__Given data__
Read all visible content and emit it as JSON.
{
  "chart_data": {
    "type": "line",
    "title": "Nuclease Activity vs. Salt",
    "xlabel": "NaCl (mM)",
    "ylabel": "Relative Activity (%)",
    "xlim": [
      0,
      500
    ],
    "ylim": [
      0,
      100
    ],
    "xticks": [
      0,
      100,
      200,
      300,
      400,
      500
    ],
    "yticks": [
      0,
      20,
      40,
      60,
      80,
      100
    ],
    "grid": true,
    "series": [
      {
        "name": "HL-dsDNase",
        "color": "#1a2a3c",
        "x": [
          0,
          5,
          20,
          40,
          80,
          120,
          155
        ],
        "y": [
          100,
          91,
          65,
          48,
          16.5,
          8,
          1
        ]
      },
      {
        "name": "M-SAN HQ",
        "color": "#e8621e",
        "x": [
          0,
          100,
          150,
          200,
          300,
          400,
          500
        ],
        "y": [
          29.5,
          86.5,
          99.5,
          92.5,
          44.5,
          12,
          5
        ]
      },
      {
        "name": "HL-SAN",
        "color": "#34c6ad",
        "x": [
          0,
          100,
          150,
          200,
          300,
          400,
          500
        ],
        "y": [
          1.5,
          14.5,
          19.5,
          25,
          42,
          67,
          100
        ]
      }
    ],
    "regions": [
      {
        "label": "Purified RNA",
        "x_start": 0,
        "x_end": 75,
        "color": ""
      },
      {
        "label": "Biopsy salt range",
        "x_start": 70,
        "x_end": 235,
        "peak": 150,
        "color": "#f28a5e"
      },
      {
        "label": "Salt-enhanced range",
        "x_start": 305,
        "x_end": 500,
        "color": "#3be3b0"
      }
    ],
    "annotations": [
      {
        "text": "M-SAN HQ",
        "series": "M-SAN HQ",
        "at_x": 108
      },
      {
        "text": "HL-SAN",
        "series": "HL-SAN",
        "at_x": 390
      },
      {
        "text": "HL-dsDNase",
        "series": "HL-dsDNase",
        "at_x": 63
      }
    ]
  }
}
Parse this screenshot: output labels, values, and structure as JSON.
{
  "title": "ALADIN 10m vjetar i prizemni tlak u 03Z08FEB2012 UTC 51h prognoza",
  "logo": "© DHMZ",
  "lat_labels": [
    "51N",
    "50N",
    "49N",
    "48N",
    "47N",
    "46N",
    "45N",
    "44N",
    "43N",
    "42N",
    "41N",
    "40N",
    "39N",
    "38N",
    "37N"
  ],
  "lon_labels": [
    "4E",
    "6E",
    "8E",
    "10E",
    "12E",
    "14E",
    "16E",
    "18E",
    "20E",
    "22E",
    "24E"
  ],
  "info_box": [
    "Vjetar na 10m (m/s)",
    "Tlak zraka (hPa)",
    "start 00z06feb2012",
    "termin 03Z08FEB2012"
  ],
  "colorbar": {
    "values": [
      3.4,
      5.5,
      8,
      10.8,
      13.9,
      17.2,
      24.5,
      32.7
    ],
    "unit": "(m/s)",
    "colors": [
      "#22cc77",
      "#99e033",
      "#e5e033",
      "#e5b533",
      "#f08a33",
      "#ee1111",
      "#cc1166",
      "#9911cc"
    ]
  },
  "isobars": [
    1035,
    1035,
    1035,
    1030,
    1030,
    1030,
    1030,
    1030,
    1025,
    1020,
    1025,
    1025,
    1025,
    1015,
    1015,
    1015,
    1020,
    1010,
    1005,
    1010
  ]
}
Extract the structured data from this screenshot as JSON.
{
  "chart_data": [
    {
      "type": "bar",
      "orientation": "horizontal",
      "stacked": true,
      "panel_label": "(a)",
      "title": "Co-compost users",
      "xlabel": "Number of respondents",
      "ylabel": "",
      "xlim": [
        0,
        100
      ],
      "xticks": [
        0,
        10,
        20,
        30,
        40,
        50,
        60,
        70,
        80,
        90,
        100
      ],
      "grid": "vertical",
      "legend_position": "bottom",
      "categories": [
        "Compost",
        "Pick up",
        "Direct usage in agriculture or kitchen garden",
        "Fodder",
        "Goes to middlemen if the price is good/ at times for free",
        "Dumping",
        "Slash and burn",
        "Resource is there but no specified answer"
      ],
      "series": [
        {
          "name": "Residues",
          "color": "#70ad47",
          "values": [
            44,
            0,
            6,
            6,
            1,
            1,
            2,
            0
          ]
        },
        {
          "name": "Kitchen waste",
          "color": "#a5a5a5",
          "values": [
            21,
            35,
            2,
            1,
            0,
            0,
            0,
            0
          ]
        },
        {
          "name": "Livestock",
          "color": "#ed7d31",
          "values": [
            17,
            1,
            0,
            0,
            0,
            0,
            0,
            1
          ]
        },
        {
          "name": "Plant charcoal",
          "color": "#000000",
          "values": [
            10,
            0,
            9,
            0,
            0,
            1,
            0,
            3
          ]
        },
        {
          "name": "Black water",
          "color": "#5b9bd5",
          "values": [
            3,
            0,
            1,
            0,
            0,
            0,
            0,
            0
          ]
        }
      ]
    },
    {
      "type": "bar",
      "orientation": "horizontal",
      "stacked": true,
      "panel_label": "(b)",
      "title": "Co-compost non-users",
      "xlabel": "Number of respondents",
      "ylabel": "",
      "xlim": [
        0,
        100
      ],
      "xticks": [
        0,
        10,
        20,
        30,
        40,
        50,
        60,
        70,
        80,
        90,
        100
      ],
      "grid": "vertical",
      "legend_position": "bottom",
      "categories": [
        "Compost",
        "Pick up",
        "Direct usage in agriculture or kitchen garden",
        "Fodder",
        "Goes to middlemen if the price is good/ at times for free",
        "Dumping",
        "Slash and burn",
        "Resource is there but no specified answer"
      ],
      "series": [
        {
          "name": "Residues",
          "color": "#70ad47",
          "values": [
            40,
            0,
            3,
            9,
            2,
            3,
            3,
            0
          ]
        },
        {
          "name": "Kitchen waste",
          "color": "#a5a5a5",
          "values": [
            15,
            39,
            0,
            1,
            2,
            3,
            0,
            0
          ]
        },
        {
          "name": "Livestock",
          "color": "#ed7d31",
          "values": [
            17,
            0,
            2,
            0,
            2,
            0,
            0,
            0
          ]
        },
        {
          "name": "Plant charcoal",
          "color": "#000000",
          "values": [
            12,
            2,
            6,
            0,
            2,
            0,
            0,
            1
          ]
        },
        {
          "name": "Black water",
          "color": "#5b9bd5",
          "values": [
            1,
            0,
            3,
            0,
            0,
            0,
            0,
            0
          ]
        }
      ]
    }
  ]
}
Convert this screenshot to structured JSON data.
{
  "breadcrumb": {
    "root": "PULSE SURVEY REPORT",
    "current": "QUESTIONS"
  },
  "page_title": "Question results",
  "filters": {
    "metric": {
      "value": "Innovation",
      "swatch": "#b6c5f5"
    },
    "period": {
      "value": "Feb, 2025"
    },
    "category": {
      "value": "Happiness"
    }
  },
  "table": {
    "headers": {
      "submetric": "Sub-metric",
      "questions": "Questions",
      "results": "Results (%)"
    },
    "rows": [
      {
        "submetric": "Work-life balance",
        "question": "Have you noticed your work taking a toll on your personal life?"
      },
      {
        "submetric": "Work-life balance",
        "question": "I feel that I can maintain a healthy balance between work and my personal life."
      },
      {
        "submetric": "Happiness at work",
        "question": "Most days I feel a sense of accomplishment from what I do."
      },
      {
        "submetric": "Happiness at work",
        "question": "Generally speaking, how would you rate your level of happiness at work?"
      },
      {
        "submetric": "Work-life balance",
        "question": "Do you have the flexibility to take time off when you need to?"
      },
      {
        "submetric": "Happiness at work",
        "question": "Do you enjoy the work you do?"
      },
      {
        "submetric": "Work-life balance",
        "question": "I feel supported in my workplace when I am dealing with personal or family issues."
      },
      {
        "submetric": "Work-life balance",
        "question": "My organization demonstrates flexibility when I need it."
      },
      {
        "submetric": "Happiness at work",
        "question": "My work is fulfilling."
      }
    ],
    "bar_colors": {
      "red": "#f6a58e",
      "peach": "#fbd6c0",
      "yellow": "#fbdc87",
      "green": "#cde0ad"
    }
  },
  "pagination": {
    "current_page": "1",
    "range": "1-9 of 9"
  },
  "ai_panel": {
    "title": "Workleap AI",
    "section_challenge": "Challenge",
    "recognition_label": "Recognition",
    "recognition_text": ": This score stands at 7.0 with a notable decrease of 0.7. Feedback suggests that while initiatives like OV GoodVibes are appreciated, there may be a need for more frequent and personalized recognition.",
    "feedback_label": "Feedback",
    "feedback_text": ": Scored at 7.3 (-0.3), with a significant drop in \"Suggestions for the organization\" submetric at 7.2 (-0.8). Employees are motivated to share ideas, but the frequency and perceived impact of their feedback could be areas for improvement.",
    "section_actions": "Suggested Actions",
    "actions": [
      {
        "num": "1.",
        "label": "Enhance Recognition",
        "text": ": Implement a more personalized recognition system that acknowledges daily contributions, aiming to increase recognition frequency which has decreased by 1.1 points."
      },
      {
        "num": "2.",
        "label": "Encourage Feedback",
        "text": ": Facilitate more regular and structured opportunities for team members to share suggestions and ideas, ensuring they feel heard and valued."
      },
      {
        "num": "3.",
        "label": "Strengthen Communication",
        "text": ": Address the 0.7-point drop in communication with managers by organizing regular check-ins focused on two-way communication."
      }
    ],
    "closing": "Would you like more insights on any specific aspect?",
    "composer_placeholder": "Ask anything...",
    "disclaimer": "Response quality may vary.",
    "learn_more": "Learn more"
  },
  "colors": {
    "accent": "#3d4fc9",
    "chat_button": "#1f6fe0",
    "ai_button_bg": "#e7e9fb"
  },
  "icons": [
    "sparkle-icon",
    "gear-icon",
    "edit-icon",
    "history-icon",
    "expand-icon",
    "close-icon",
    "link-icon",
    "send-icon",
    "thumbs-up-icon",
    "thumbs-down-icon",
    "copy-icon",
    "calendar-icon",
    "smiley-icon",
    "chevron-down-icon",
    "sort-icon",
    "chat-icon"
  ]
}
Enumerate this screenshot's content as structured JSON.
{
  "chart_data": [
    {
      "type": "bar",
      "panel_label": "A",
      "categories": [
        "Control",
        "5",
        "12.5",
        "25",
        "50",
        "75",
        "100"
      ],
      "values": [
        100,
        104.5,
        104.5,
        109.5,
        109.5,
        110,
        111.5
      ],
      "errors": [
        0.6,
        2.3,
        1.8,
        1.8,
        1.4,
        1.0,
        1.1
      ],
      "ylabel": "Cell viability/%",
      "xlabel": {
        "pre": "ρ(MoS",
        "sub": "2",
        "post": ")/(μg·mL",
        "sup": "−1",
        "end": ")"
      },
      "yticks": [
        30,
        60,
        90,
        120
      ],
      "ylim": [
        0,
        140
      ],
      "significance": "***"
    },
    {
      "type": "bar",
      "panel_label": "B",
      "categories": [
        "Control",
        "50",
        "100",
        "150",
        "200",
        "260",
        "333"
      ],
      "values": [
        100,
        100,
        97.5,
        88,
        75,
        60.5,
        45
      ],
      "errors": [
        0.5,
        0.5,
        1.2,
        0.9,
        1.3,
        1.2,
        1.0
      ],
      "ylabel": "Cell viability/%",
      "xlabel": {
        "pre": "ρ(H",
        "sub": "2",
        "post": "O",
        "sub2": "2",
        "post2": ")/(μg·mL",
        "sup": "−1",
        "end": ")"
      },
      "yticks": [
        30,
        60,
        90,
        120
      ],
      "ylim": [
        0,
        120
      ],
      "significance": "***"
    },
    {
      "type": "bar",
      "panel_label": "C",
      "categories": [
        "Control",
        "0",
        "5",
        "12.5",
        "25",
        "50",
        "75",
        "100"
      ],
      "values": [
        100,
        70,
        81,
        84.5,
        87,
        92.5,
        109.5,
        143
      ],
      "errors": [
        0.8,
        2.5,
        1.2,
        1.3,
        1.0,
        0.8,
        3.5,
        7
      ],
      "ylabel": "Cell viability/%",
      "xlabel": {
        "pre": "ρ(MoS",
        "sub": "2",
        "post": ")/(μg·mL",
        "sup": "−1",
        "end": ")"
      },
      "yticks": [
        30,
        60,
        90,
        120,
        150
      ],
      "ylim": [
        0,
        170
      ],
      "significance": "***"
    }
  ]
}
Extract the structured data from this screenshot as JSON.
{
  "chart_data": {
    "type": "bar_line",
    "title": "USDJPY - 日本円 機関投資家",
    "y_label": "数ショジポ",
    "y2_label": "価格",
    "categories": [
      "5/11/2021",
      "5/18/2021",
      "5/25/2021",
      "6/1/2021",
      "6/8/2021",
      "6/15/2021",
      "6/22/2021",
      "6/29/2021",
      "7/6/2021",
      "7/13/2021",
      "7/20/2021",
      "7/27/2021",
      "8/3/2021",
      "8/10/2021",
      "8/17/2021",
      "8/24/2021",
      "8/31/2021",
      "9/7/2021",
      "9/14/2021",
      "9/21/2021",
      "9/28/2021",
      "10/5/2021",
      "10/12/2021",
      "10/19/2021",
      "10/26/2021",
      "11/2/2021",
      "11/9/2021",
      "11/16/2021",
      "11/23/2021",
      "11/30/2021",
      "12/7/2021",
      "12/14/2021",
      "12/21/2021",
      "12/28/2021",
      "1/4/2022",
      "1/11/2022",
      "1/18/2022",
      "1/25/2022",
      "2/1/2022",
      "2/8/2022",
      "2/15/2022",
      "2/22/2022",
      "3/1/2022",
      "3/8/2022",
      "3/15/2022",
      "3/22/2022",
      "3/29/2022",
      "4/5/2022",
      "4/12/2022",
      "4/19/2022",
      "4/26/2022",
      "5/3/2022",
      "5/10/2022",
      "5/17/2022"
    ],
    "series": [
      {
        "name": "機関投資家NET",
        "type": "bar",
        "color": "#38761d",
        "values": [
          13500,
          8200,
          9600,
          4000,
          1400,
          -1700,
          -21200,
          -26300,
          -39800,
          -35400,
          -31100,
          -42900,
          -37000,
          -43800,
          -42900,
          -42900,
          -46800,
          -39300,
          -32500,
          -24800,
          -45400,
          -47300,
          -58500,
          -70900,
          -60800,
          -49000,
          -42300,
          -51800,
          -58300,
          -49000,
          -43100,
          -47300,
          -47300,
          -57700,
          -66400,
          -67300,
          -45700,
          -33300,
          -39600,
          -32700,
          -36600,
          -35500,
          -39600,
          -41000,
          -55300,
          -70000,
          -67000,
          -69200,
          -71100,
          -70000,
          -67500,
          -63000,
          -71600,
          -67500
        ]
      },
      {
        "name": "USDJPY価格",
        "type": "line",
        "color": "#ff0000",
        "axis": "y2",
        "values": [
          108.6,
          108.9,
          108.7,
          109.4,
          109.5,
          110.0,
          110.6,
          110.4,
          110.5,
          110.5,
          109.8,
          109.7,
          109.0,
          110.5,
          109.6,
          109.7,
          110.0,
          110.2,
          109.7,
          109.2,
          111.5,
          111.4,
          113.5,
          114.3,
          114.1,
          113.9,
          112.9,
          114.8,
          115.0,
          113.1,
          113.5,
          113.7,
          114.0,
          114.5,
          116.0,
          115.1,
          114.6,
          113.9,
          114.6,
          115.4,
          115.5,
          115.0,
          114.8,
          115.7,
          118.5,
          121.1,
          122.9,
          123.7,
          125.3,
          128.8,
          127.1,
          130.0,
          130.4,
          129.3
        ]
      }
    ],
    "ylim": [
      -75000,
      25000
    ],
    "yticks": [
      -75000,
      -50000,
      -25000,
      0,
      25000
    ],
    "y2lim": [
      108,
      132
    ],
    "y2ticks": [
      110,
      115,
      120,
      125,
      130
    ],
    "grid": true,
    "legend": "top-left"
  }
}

__Goal__
Which lines contain the word "series"? Copy each of them.

__Written solution__
    "series": [
        "series": "M-SAN HQ",
        "series": "HL-SAN",
        "series": "HL-dsDNase",
      "series": [
      "series": [
    "series": [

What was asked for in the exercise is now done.